The problem:
Omit the pictures, then reproduce every remaining record exactly.

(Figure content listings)
__________

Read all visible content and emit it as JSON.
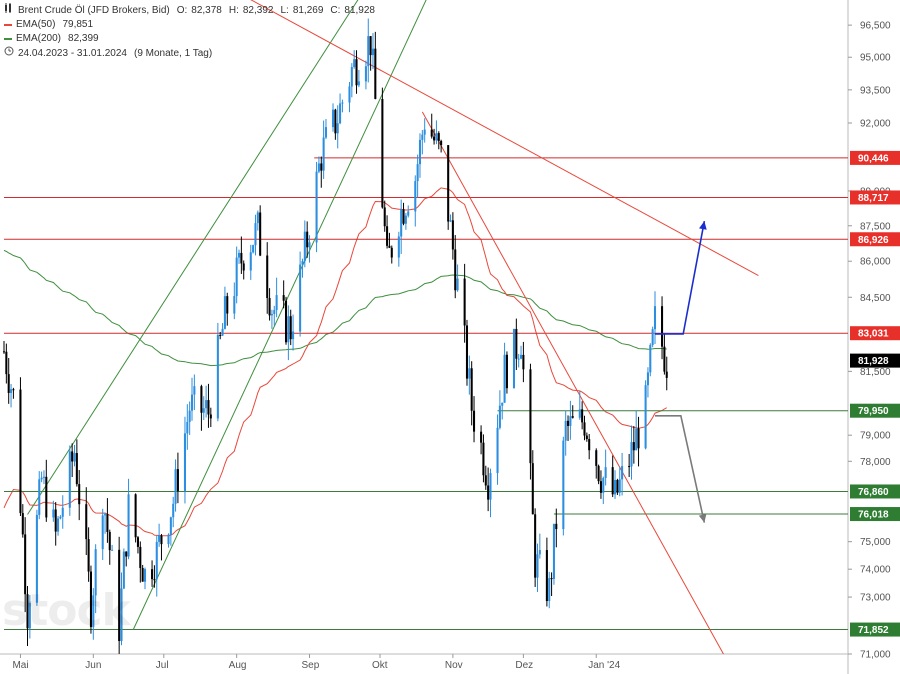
{
  "legend": {
    "title": "Brent Crude Öl (JFD Brokers, Bid)",
    "ohlc": {
      "o_label": "O:",
      "o": "82,378",
      "h_label": "H:",
      "h": "82,392",
      "l_label": "L:",
      "l": "81,269",
      "c_label": "C:",
      "c": "81,928"
    },
    "ema50": {
      "label": "EMA(50)",
      "value": "79,851",
      "color": "#e8483b"
    },
    "ema200": {
      "label": "EMA(200)",
      "value": "82,399",
      "color": "#3f8f3f"
    },
    "range": "24.04.2023 - 31.01.2024",
    "range_note": "(9 Monate, 1 Tag)",
    "clock_icon": "clock-icon",
    "chart_icon": "candlestick-icon"
  },
  "watermark": "stock",
  "chart_data": {
    "type": "candlestick",
    "y_scale": "log",
    "ylim": [
      71.0,
      97.5
    ],
    "x_range": [
      "2023-04-24",
      "2024-01-31"
    ],
    "up_color": "#2b8ee0",
    "down_color": "#000000",
    "x_ticks": [
      {
        "label": "Mai",
        "date": "2023-05-01"
      },
      {
        "label": "Jun",
        "date": "2023-06-01"
      },
      {
        "label": "Jul",
        "date": "2023-07-01"
      },
      {
        "label": "Aug",
        "date": "2023-08-01"
      },
      {
        "label": "Sep",
        "date": "2023-09-01"
      },
      {
        "label": "Okt",
        "date": "2023-10-01"
      },
      {
        "label": "Nov",
        "date": "2023-11-01"
      },
      {
        "label": "Dez",
        "date": "2023-12-01"
      },
      {
        "label": "Jan '24",
        "date": "2024-01-01"
      }
    ],
    "y_ticks": [
      "96,500",
      "95,000",
      "93,500",
      "92,000",
      "89,000",
      "87,500",
      "86,000",
      "84,500",
      "81,500",
      "79,000",
      "78,000",
      "75,000",
      "74,000",
      "73,000",
      "71,000"
    ],
    "y_tick_values": [
      96.5,
      95.0,
      93.5,
      92.0,
      89.0,
      87.5,
      86.0,
      84.5,
      81.5,
      79.0,
      78.0,
      75.0,
      74.0,
      73.0,
      71.0
    ],
    "price_levels": [
      {
        "label": "90,446",
        "value": 90.446,
        "kind": "resistance",
        "from": "2023-09-03"
      },
      {
        "label": "88,717",
        "value": 88.717,
        "kind": "resistance",
        "from": "2023-04-24"
      },
      {
        "label": "86,926",
        "value": 86.926,
        "kind": "resistance",
        "from": "2023-04-24"
      },
      {
        "label": "83,031",
        "value": 83.031,
        "kind": "resistance",
        "from": "2023-04-24"
      },
      {
        "label": "79,950",
        "value": 79.95,
        "kind": "support",
        "from": "2023-11-20"
      },
      {
        "label": "76,860",
        "value": 76.86,
        "kind": "support",
        "from": "2023-04-24"
      },
      {
        "label": "76,018",
        "value": 76.018,
        "kind": "support",
        "from": "2023-12-14"
      },
      {
        "label": "71,852",
        "value": 71.852,
        "kind": "support",
        "from": "2023-04-24"
      }
    ],
    "last_price": {
      "label": "81,928",
      "value": 81.928
    },
    "trendlines": [
      {
        "kind": "channel",
        "color": "#3f8f3f",
        "from": [
          "2023-06-18",
          71.85
        ],
        "to": [
          "2023-10-26",
          99.0
        ]
      },
      {
        "kind": "channel",
        "color": "#3f8f3f",
        "from": [
          "2023-05-04",
          76.0
        ],
        "to": [
          "2023-09-29",
          99.0
        ]
      },
      {
        "kind": "resistance",
        "color": "#e8483b",
        "from": [
          "2023-07-25",
          98.5
        ],
        "to": [
          "2024-03-10",
          85.4
        ]
      },
      {
        "kind": "resistance",
        "color": "#e8483b",
        "from": [
          "2023-10-19",
          92.5
        ],
        "to": [
          "2024-03-02",
          70.0
        ]
      }
    ],
    "arrows": [
      {
        "color": "#1a2ecf",
        "points": [
          [
            "2024-01-26",
            83.0
          ],
          [
            "2024-02-07",
            83.0
          ],
          [
            "2024-02-16",
            87.7
          ]
        ]
      },
      {
        "color": "#7a7a7a",
        "points": [
          [
            "2024-01-26",
            79.75
          ],
          [
            "2024-02-06",
            79.75
          ],
          [
            "2024-02-16",
            75.7
          ]
        ]
      }
    ],
    "closes": [
      [
        "2023-04-24",
        82.3
      ],
      [
        "2023-04-28",
        80.5
      ],
      [
        "2023-05-04",
        72.5
      ],
      [
        "2023-05-10",
        77.3
      ],
      [
        "2023-05-16",
        75.2
      ],
      [
        "2023-05-24",
        78.4
      ],
      [
        "2023-05-31",
        72.7
      ],
      [
        "2023-06-05",
        76.8
      ],
      [
        "2023-06-12",
        72.0
      ],
      [
        "2023-06-16",
        76.2
      ],
      [
        "2023-06-23",
        73.8
      ],
      [
        "2023-06-28",
        74.6
      ],
      [
        "2023-07-05",
        76.5
      ],
      [
        "2023-07-12",
        80.1
      ],
      [
        "2023-07-20",
        79.9
      ],
      [
        "2023-07-27",
        83.7
      ],
      [
        "2023-08-04",
        86.4
      ],
      [
        "2023-08-10",
        87.3
      ],
      [
        "2023-08-16",
        84.1
      ],
      [
        "2023-08-24",
        83.2
      ],
      [
        "2023-08-31",
        86.9
      ],
      [
        "2023-09-06",
        90.6
      ],
      [
        "2023-09-13",
        92.3
      ],
      [
        "2023-09-19",
        94.4
      ],
      [
        "2023-09-27",
        95.8
      ],
      [
        "2023-10-04",
        85.8
      ],
      [
        "2023-10-09",
        87.9
      ],
      [
        "2023-10-16",
        89.6
      ],
      [
        "2023-10-20",
        92.2
      ],
      [
        "2023-10-27",
        90.5
      ],
      [
        "2023-11-03",
        84.9
      ],
      [
        "2023-11-09",
        80.1
      ],
      [
        "2023-11-16",
        77.4
      ],
      [
        "2023-11-23",
        81.5
      ],
      [
        "2023-11-30",
        82.9
      ],
      [
        "2023-12-06",
        74.3
      ],
      [
        "2023-12-12",
        73.2
      ],
      [
        "2023-12-19",
        79.2
      ],
      [
        "2023-12-27",
        79.6
      ],
      [
        "2024-01-03",
        77.5
      ],
      [
        "2024-01-09",
        76.6
      ],
      [
        "2024-01-16",
        78.3
      ],
      [
        "2024-01-22",
        80.1
      ],
      [
        "2024-01-26",
        83.5
      ],
      [
        "2024-01-31",
        81.9
      ]
    ]
  }
}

__________

In response:
Read all visible content and emit it as JSON.
{
  "legend": {
    "title": "Brent Crude Öl (JFD Brokers, Bid)",
    "ohlc": {
      "o_label": "O:",
      "o": "82,378",
      "h_label": "H:",
      "h": "82,392",
      "l_label": "L:",
      "l": "81,269",
      "c_label": "C:",
      "c": "81,928"
    },
    "ema50": {
      "label": "EMA(50)",
      "value": "79,851",
      "color": "#e8483b"
    },
    "ema200": {
      "label": "EMA(200)",
      "value": "82,399",
      "color": "#3f8f3f"
    },
    "range": "24.04.2023 - 31.01.2024",
    "range_note": "(9 Monate, 1 Tag)",
    "clock_icon": "clock-icon",
    "chart_icon": "candlestick-icon"
  },
  "watermark": "stock",
  "chart_data": {
    "type": "candlestick",
    "y_scale": "log",
    "ylim": [
      71.0,
      97.5
    ],
    "x_range": [
      "2023-04-24",
      "2024-01-31"
    ],
    "up_color": "#2b8ee0",
    "down_color": "#000000",
    "x_ticks": [
      {
        "label": "Mai",
        "date": "2023-05-01"
      },
      {
        "label": "Jun",
        "date": "2023-06-01"
      },
      {
        "label": "Jul",
        "date": "2023-07-01"
      },
      {
        "label": "Aug",
        "date": "2023-08-01"
      },
      {
        "label": "Sep",
        "date": "2023-09-01"
      },
      {
        "label": "Okt",
        "date": "2023-10-01"
      },
      {
        "label": "Nov",
        "date": "2023-11-01"
      },
      {
        "label": "Dez",
        "date": "2023-12-01"
      },
      {
        "label": "Jan '24",
        "date": "2024-01-01"
      }
    ],
    "y_ticks": [
      "96,500",
      "95,000",
      "93,500",
      "92,000",
      "89,000",
      "87,500",
      "86,000",
      "84,500",
      "81,500",
      "79,000",
      "78,000",
      "75,000",
      "74,000",
      "73,000",
      "71,000"
    ],
    "y_tick_values": [
      96.5,
      95.0,
      93.5,
      92.0,
      89.0,
      87.5,
      86.0,
      84.5,
      81.5,
      79.0,
      78.0,
      75.0,
      74.0,
      73.0,
      71.0
    ],
    "price_levels": [
      {
        "label": "90,446",
        "value": 90.446,
        "kind": "resistance",
        "from": "2023-09-03"
      },
      {
        "label": "88,717",
        "value": 88.717,
        "kind": "resistance",
        "from": "2023-04-24"
      },
      {
        "label": "86,926",
        "value": 86.926,
        "kind": "resistance",
        "from": "2023-04-24"
      },
      {
        "label": "83,031",
        "value": 83.031,
        "kind": "resistance",
        "from": "2023-04-24"
      },
      {
        "label": "79,950",
        "value": 79.95,
        "kind": "support",
        "from": "2023-11-20"
      },
      {
        "label": "76,860",
        "value": 76.86,
        "kind": "support",
        "from": "2023-04-24"
      },
      {
        "label": "76,018",
        "value": 76.018,
        "kind": "support",
        "from": "2023-12-14"
      },
      {
        "label": "71,852",
        "value": 71.852,
        "kind": "support",
        "from": "2023-04-24"
      }
    ],
    "last_price": {
      "label": "81,928",
      "value": 81.928
    },
    "trendlines": [
      {
        "kind": "channel",
        "color": "#3f8f3f",
        "from": [
          "2023-06-18",
          71.85
        ],
        "to": [
          "2023-10-26",
          99.0
        ]
      },
      {
        "kind": "channel",
        "color": "#3f8f3f",
        "from": [
          "2023-05-04",
          76.0
        ],
        "to": [
          "2023-09-29",
          99.0
        ]
      },
      {
        "kind": "resistance",
        "color": "#e8483b",
        "from": [
          "2023-07-25",
          98.5
        ],
        "to": [
          "2024-03-10",
          85.4
        ]
      },
      {
        "kind": "resistance",
        "color": "#e8483b",
        "from": [
          "2023-10-19",
          92.5
        ],
        "to": [
          "2024-03-02",
          70.0
        ]
      }
    ],
    "arrows": [
      {
        "color": "#1a2ecf",
        "points": [
          [
            "2024-01-26",
            83.0
          ],
          [
            "2024-02-07",
            83.0
          ],
          [
            "2024-02-16",
            87.7
          ]
        ]
      },
      {
        "color": "#7a7a7a",
        "points": [
          [
            "2024-01-26",
            79.75
          ],
          [
            "2024-02-06",
            79.75
          ],
          [
            "2024-02-16",
            75.7
          ]
        ]
      }
    ],
    "closes": [
      [
        "2023-04-24",
        82.3
      ],
      [
        "2023-04-28",
        80.5
      ],
      [
        "2023-05-04",
        72.5
      ],
      [
        "2023-05-10",
        77.3
      ],
      [
        "2023-05-16",
        75.2
      ],
      [
        "2023-05-24",
        78.4
      ],
      [
        "2023-05-31",
        72.7
      ],
      [
        "2023-06-05",
        76.8
      ],
      [
        "2023-06-12",
        72.0
      ],
      [
        "2023-06-16",
        76.2
      ],
      [
        "2023-06-23",
        73.8
      ],
      [
        "2023-06-28",
        74.6
      ],
      [
        "2023-07-05",
        76.5
      ],
      [
        "2023-07-12",
        80.1
      ],
      [
        "2023-07-20",
        79.9
      ],
      [
        "2023-07-27",
        83.7
      ],
      [
        "2023-08-04",
        86.4
      ],
      [
        "2023-08-10",
        87.3
      ],
      [
        "2023-08-16",
        84.1
      ],
      [
        "2023-08-24",
        83.2
      ],
      [
        "2023-08-31",
        86.9
      ],
      [
        "2023-09-06",
        90.6
      ],
      [
        "2023-09-13",
        92.3
      ],
      [
        "2023-09-19",
        94.4
      ],
      [
        "2023-09-27",
        95.8
      ],
      [
        "2023-10-04",
        85.8
      ],
      [
        "2023-10-09",
        87.9
      ],
      [
        "2023-10-16",
        89.6
      ],
      [
        "2023-10-20",
        92.2
      ],
      [
        "2023-10-27",
        90.5
      ],
      [
        "2023-11-03",
        84.9
      ],
      [
        "2023-11-09",
        80.1
      ],
      [
        "2023-11-16",
        77.4
      ],
      [
        "2023-11-23",
        81.5
      ],
      [
        "2023-11-30",
        82.9
      ],
      [
        "2023-12-06",
        74.3
      ],
      [
        "2023-12-12",
        73.2
      ],
      [
        "2023-12-19",
        79.2
      ],
      [
        "2023-12-27",
        79.6
      ],
      [
        "2024-01-03",
        77.5
      ],
      [
        "2024-01-09",
        76.6
      ],
      [
        "2024-01-16",
        78.3
      ],
      [
        "2024-01-22",
        80.1
      ],
      [
        "2024-01-26",
        83.5
      ],
      [
        "2024-01-31",
        81.9
      ]
    ]
  }
}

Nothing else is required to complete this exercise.